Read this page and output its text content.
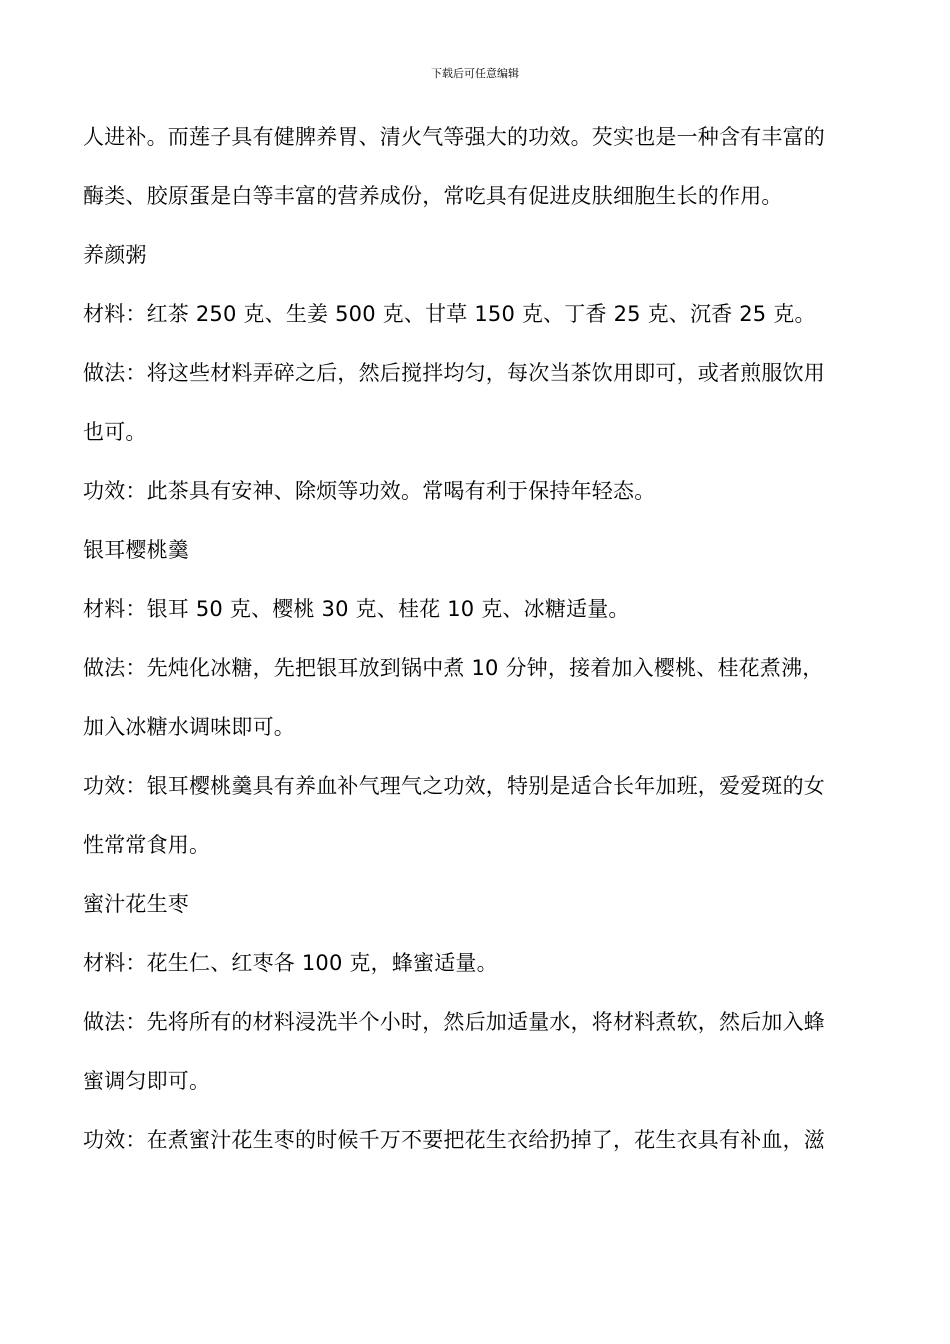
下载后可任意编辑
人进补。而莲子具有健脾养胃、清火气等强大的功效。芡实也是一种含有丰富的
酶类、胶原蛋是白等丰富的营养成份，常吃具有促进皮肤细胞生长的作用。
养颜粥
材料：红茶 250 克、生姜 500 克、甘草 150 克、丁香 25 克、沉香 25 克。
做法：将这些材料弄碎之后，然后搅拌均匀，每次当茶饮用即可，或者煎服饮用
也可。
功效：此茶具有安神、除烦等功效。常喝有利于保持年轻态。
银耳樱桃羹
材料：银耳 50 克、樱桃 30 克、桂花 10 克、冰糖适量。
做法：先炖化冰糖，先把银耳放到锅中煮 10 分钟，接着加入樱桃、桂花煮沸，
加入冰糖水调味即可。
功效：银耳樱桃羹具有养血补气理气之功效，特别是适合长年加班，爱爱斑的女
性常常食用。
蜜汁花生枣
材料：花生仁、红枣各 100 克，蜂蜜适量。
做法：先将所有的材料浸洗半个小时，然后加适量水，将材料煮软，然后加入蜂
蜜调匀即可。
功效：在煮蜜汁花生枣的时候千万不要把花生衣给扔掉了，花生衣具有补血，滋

******

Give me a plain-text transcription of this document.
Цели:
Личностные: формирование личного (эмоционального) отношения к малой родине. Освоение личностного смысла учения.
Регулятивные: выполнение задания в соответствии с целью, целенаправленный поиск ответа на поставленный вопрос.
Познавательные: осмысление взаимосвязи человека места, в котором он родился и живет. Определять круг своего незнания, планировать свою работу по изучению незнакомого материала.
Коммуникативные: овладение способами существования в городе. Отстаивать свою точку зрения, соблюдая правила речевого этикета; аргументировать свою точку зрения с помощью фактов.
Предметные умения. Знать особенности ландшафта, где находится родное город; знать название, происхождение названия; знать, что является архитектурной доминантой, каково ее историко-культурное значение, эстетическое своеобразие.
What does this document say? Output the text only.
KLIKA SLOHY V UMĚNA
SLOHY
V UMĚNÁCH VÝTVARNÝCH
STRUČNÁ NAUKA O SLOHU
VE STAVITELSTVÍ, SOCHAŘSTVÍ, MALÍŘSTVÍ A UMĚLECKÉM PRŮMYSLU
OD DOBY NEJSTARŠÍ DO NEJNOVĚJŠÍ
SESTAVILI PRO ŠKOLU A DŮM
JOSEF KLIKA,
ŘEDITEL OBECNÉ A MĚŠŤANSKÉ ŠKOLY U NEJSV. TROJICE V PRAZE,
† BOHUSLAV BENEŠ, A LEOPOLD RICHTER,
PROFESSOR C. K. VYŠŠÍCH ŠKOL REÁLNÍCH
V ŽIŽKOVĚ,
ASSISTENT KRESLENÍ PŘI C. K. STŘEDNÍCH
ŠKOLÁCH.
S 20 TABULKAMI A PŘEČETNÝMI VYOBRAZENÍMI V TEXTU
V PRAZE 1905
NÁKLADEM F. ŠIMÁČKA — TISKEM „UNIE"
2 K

******

**WHAT IS EXPECTED**: Of the lines in the data above, how many contain the word "свою"? Give only that figure.

**FINAL ANSWER**: 2